Data entries
━━━━━━━━━━

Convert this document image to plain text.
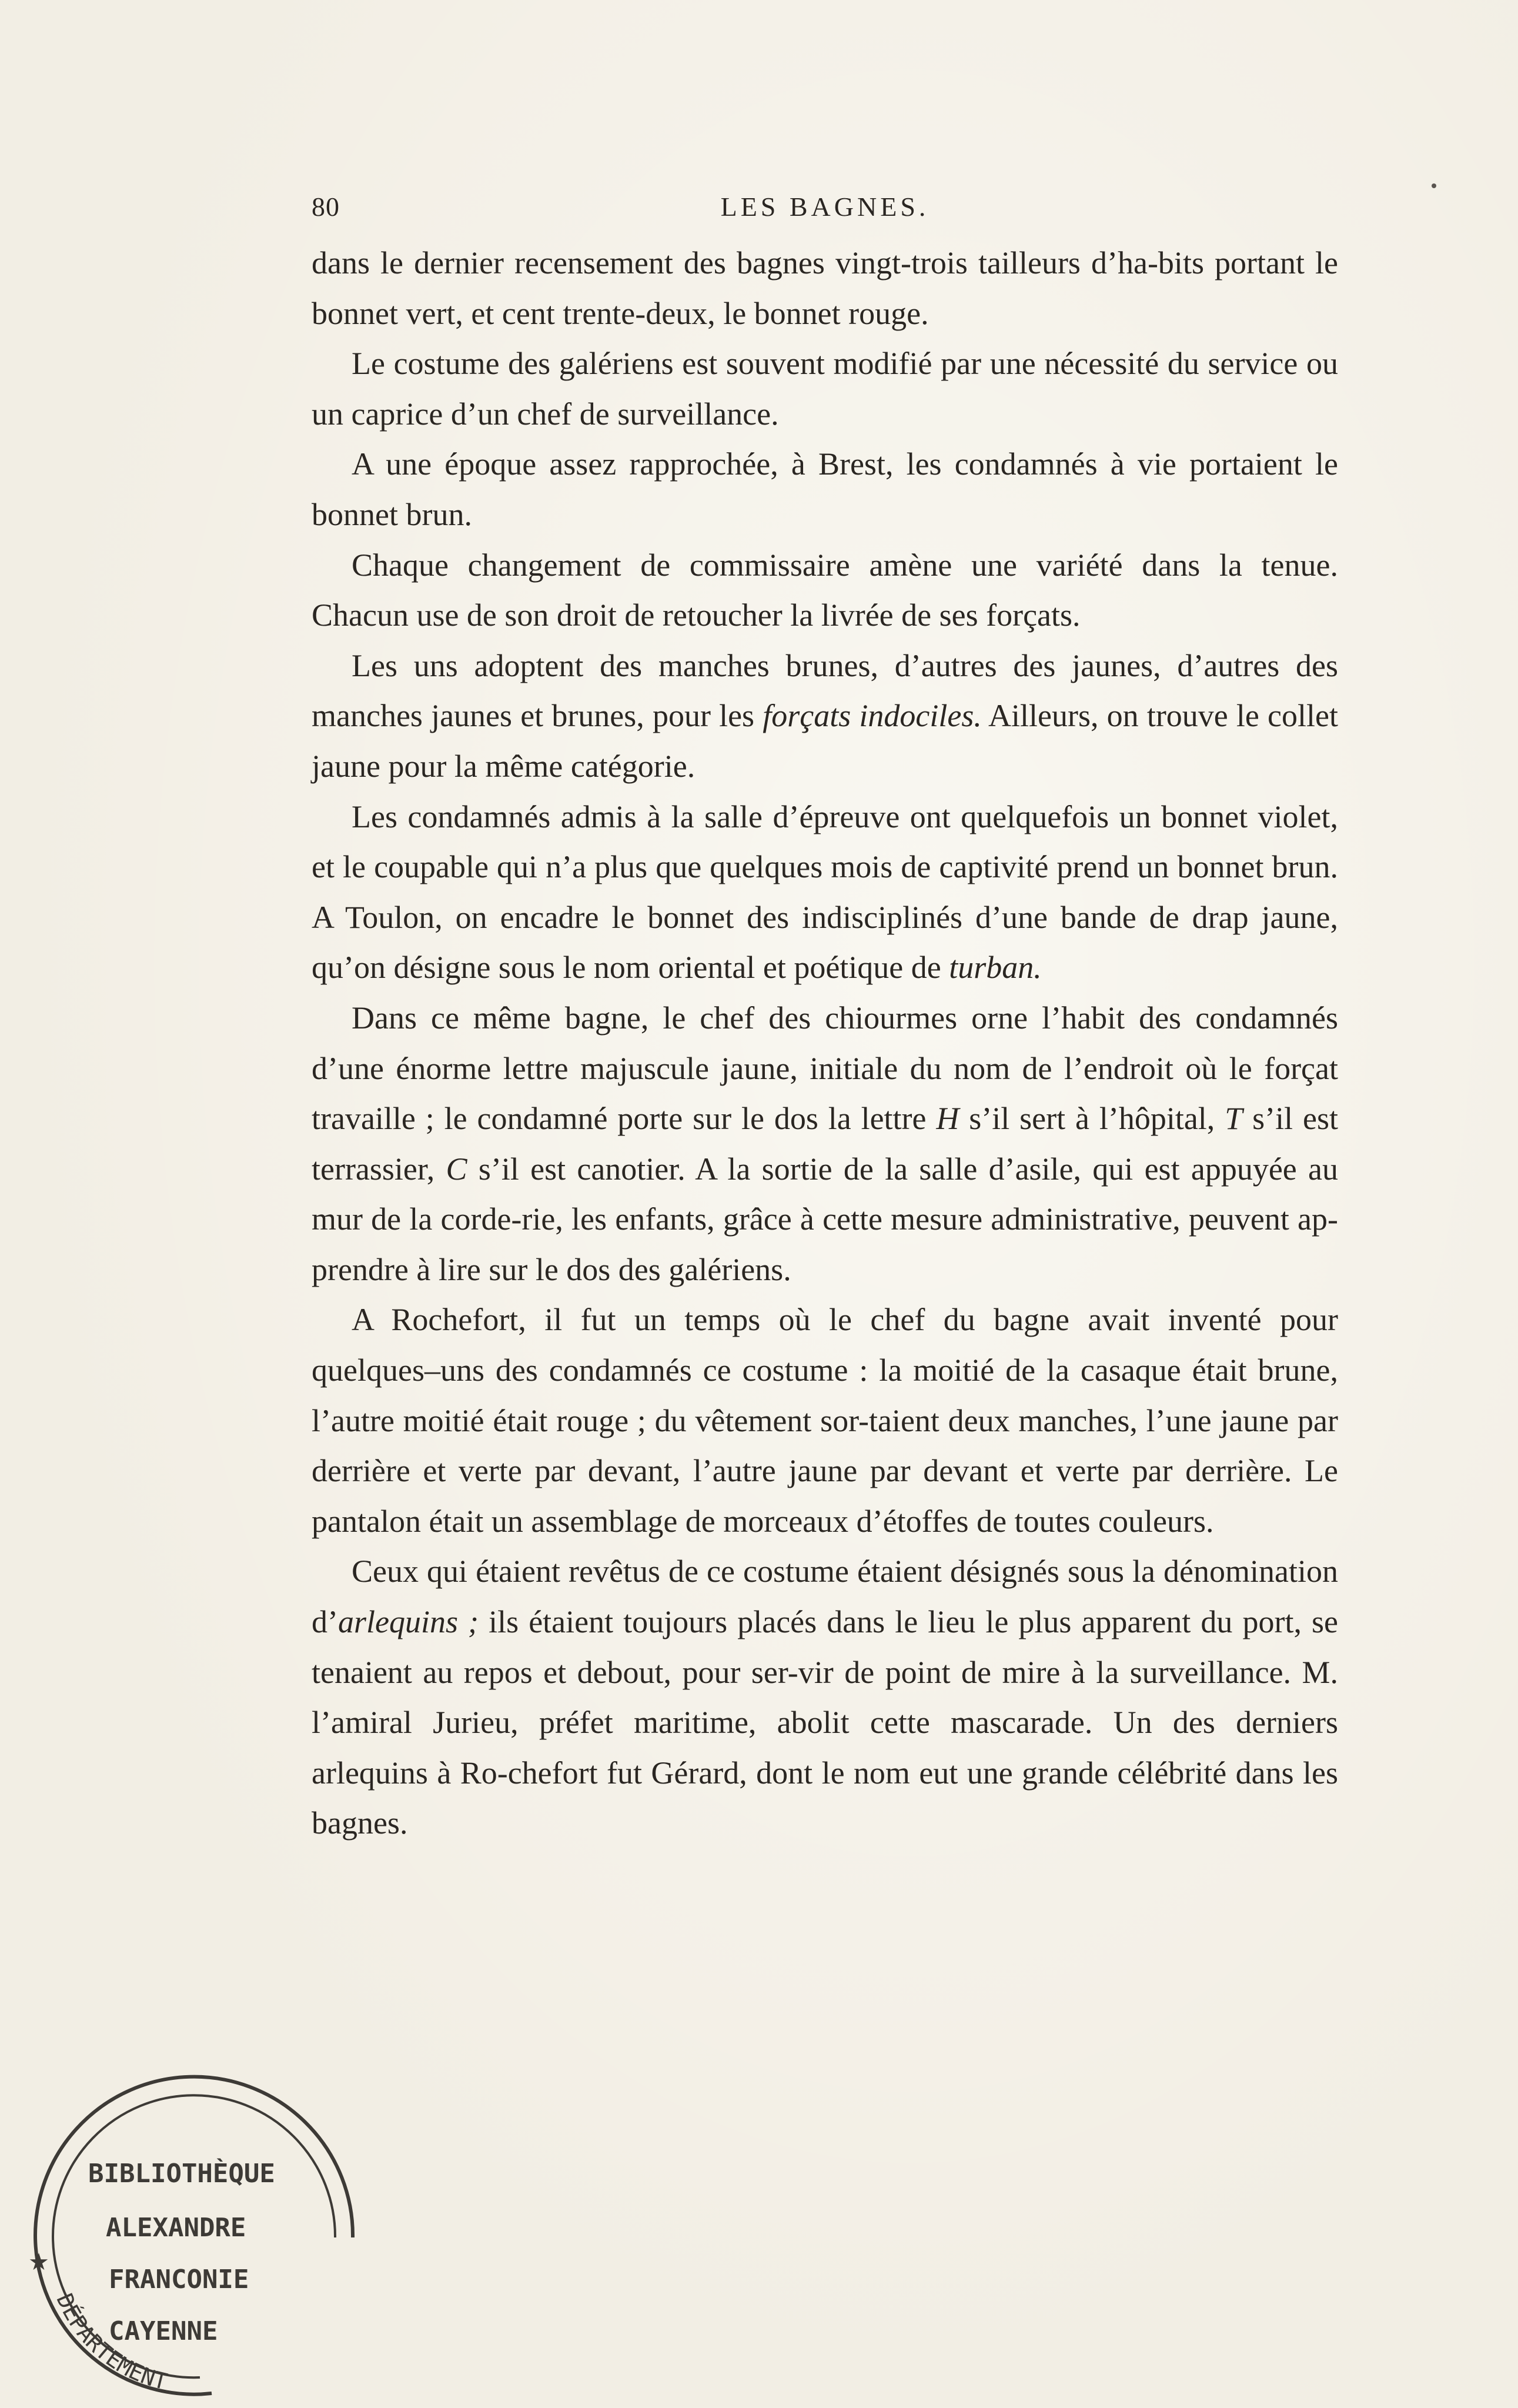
80	LES BAGNES.

dans le dernier recensement des bagnes vingt-trois tailleurs d’ha-bits portant le bonnet vert, et cent trente-deux, le bonnet rouge.

Le costume des galériens est souvent modifié par une nécessité du service ou un caprice d’un chef de surveillance.

A une époque assez rapprochée, à Brest, les condamnés à vie portaient le bonnet brun.

Chaque changement de commissaire amène une variété dans la tenue. Chacun use de son droit de retoucher la livrée de ses forçats.

Les uns adoptent des manches brunes, d’autres des jaunes, d’autres des manches jaunes et brunes, pour les forçats indociles. Ailleurs, on trouve le collet jaune pour la même catégorie.

Les condamnés admis à la salle d’épreuve ont quelquefois un bonnet violet, et le coupable qui n’a plus que quelques mois de captivité prend un bonnet brun. A Toulon, on encadre le bonnet des indisciplinés d’une bande de drap jaune, qu’on désigne sous le nom oriental et poétique de turban.

Dans ce même bagne, le chef des chiourmes orne l’habit des condamnés d’une énorme lettre majuscule jaune, initiale du nom de l’endroit où le forçat travaille ; le condamné porte sur le dos la lettre H s’il sert à l’hôpital, T s’il est terrassier, C s’il est canotier. A la sortie de la salle d’asile, qui est appuyée au mur de la corde-rie, les enfants, grâce à cette mesure administrative, peuvent ap-prendre à lire sur le dos des galériens.

A Rochefort, il fut un temps où le chef du bagne avait inventé pour quelques–uns des condamnés ce costume : la moitié de la casaque était brune, l’autre moitié était rouge ; du vêtement sor-taient deux manches, l’une jaune par derrière et verte par devant, l’autre jaune par devant et verte par derrière. Le pantalon était un assemblage de morceaux d’étoffes de toutes couleurs.

Ceux qui étaient revêtus de ce costume étaient désignés sous la dénomination d’arlequins ; ils étaient toujours placés dans le lieu le plus apparent du port, se tenaient au repos et debout, pour ser-vir de point de mire à la surveillance. M. l’amiral Jurieu, préfet maritime, abolit cette mascarade. Un des derniers arlequins à Ro-chefort fut Gérard, dont le nom eut une grande célébrité dans les bagnes.

★
BIBLIOTHÈQUE
ALEXANDRE
FRANCONIE
CAYENNE
DÉPARTEMENT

━━━━━━━━━━

▸ Exercise objective: Give the material again exactly as it is, but keep the pictures out.

▸ Response for this exercise:
Convert this document image to plain text.
80	LES BAGNES.

dans le dernier recensement des bagnes vingt-trois tailleurs d’ha-bits portant le bonnet vert, et cent trente-deux, le bonnet rouge.

Le costume des galériens est souvent modifié par une nécessité du service ou un caprice d’un chef de surveillance.

A une époque assez rapprochée, à Brest, les condamnés à vie portaient le bonnet brun.

Chaque changement de commissaire amène une variété dans la tenue. Chacun use de son droit de retoucher la livrée de ses forçats.

Les uns adoptent des manches brunes, d’autres des jaunes, d’autres des manches jaunes et brunes, pour les forçats indociles. Ailleurs, on trouve le collet jaune pour la même catégorie.

Les condamnés admis à la salle d’épreuve ont quelquefois un bonnet violet, et le coupable qui n’a plus que quelques mois de captivité prend un bonnet brun. A Toulon, on encadre le bonnet des indisciplinés d’une bande de drap jaune, qu’on désigne sous le nom oriental et poétique de turban.

Dans ce même bagne, le chef des chiourmes orne l’habit des condamnés d’une énorme lettre majuscule jaune, initiale du nom de l’endroit où le forçat travaille ; le condamné porte sur le dos la lettre H s’il sert à l’hôpital, T s’il est terrassier, C s’il est canotier. A la sortie de la salle d’asile, qui est appuyée au mur de la corde-rie, les enfants, grâce à cette mesure administrative, peuvent ap-prendre à lire sur le dos des galériens.

A Rochefort, il fut un temps où le chef du bagne avait inventé pour quelques–uns des condamnés ce costume : la moitié de la casaque était brune, l’autre moitié était rouge ; du vêtement sor-taient deux manches, l’une jaune par derrière et verte par devant, l’autre jaune par devant et verte par derrière. Le pantalon était un assemblage de morceaux d’étoffes de toutes couleurs.

Ceux qui étaient revêtus de ce costume étaient désignés sous la dénomination d’arlequins ; ils étaient toujours placés dans le lieu le plus apparent du port, se tenaient au repos et debout, pour ser-vir de point de mire à la surveillance. M. l’amiral Jurieu, préfet maritime, abolit cette mascarade. Un des derniers arlequins à Ro-chefort fut Gérard, dont le nom eut une grande célébrité dans les bagnes.

★
BIBLIOTHÈQUE
ALEXANDRE
FRANCONIE
CAYENNE
DÉPARTEMENT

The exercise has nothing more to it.